• Work required: Print all entries word for word.

[Dataset records]

===

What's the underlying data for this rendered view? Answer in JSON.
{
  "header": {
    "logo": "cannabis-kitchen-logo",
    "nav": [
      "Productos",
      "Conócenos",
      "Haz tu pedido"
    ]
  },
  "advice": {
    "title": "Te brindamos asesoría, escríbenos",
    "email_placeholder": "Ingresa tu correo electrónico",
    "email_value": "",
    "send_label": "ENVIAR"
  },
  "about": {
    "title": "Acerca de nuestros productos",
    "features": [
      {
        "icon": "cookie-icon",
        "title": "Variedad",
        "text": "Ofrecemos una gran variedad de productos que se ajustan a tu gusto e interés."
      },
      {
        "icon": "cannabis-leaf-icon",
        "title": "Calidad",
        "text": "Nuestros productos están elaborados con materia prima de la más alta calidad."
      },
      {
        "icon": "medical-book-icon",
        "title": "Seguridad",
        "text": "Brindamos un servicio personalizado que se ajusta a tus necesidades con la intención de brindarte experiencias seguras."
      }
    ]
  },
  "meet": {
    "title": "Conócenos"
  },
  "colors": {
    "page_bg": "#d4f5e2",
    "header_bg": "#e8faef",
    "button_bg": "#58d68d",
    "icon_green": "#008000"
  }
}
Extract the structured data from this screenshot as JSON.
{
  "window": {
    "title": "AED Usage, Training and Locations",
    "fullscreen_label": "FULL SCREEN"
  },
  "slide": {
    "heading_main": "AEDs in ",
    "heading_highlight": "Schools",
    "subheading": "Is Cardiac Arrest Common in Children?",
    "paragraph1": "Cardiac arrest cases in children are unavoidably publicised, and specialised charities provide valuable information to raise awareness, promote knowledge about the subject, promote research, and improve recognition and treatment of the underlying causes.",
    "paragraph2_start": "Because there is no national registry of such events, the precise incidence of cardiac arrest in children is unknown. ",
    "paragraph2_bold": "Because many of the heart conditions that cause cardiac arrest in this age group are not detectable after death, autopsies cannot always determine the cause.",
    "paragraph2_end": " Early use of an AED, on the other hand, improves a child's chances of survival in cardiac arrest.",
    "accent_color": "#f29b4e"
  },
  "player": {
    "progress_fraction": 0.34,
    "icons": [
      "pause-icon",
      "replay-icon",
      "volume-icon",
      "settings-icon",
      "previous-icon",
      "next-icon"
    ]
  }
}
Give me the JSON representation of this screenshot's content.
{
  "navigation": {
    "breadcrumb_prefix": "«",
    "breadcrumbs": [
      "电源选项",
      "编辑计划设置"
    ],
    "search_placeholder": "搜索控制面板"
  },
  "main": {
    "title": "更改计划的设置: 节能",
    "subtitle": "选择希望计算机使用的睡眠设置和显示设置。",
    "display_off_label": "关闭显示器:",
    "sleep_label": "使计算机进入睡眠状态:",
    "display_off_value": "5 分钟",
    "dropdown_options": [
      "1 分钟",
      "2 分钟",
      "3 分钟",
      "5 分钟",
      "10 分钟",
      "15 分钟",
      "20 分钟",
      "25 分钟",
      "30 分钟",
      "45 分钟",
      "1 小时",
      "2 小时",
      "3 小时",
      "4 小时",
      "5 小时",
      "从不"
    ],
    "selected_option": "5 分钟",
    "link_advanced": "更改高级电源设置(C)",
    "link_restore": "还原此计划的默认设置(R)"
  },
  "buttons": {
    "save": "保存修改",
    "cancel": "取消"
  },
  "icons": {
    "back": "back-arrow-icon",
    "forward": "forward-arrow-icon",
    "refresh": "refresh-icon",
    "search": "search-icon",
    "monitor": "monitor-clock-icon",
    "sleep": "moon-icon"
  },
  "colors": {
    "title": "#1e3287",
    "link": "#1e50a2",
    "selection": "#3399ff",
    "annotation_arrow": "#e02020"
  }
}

===

• Answer to the task:
What's the underlying data for this rendered view? Answer in JSON.
{
  "header": {
    "logo": "cannabis-kitchen-logo",
    "nav": [
      "Productos",
      "Conócenos",
      "Haz tu pedido"
    ]
  },
  "advice": {
    "title": "Te brindamos asesoría, escríbenos",
    "email_placeholder": "Ingresa tu correo electrónico",
    "email_value": "",
    "send_label": "ENVIAR"
  },
  "about": {
    "title": "Acerca de nuestros productos",
    "features": [
      {
        "icon": "cookie-icon",
        "title": "Variedad",
        "text": "Ofrecemos una gran variedad de productos que se ajustan a tu gusto e interés."
      },
      {
        "icon": "cannabis-leaf-icon",
        "title": "Calidad",
        "text": "Nuestros productos están elaborados con materia prima de la más alta calidad."
      },
      {
        "icon": "medical-book-icon",
        "title": "Seguridad",
        "text": "Brindamos un servicio personalizado que se ajusta a tus necesidades con la intención de brindarte experiencias seguras."
      }
    ]
  },
  "meet": {
    "title": "Conócenos"
  },
  "colors": {
    "page_bg": "#d4f5e2",
    "header_bg": "#e8faef",
    "button_bg": "#58d68d",
    "icon_green": "#008000"
  }
}
Extract the structured data from this screenshot as JSON.
{
  "window": {
    "title": "AED Usage, Training and Locations",
    "fullscreen_label": "FULL SCREEN"
  },
  "slide": {
    "heading_main": "AEDs in ",
    "heading_highlight": "Schools",
    "subheading": "Is Cardiac Arrest Common in Children?",
    "paragraph1": "Cardiac arrest cases in children are unavoidably publicised, and specialised charities provide valuable information to raise awareness, promote knowledge about the subject, promote research, and improve recognition and treatment of the underlying causes.",
    "paragraph2_start": "Because there is no national registry of such events, the precise incidence of cardiac arrest in children is unknown. ",
    "paragraph2_bold": "Because many of the heart conditions that cause cardiac arrest in this age group are not detectable after death, autopsies cannot always determine the cause.",
    "paragraph2_end": " Early use of an AED, on the other hand, improves a child's chances of survival in cardiac arrest.",
    "accent_color": "#f29b4e"
  },
  "player": {
    "progress_fraction": 0.34,
    "icons": [
      "pause-icon",
      "replay-icon",
      "volume-icon",
      "settings-icon",
      "previous-icon",
      "next-icon"
    ]
  }
}
Give me the JSON representation of this screenshot's content.
{
  "navigation": {
    "breadcrumb_prefix": "«",
    "breadcrumbs": [
      "电源选项",
      "编辑计划设置"
    ],
    "search_placeholder": "搜索控制面板"
  },
  "main": {
    "title": "更改计划的设置: 节能",
    "subtitle": "选择希望计算机使用的睡眠设置和显示设置。",
    "display_off_label": "关闭显示器:",
    "sleep_label": "使计算机进入睡眠状态:",
    "display_off_value": "5 分钟",
    "dropdown_options": [
      "1 分钟",
      "2 分钟",
      "3 分钟",
      "5 分钟",
      "10 分钟",
      "15 分钟",
      "20 分钟",
      "25 分钟",
      "30 分钟",
      "45 分钟",
      "1 小时",
      "2 小时",
      "3 小时",
      "4 小时",
      "5 小时",
      "从不"
    ],
    "selected_option": "5 分钟",
    "link_advanced": "更改高级电源设置(C)",
    "link_restore": "还原此计划的默认设置(R)"
  },
  "buttons": {
    "save": "保存修改",
    "cancel": "取消"
  },
  "icons": {
    "back": "back-arrow-icon",
    "forward": "forward-arrow-icon",
    "refresh": "refresh-icon",
    "search": "search-icon",
    "monitor": "monitor-clock-icon",
    "sleep": "moon-icon"
  },
  "colors": {
    "title": "#1e3287",
    "link": "#1e50a2",
    "selection": "#3399ff",
    "annotation_arrow": "#e02020"
  }
}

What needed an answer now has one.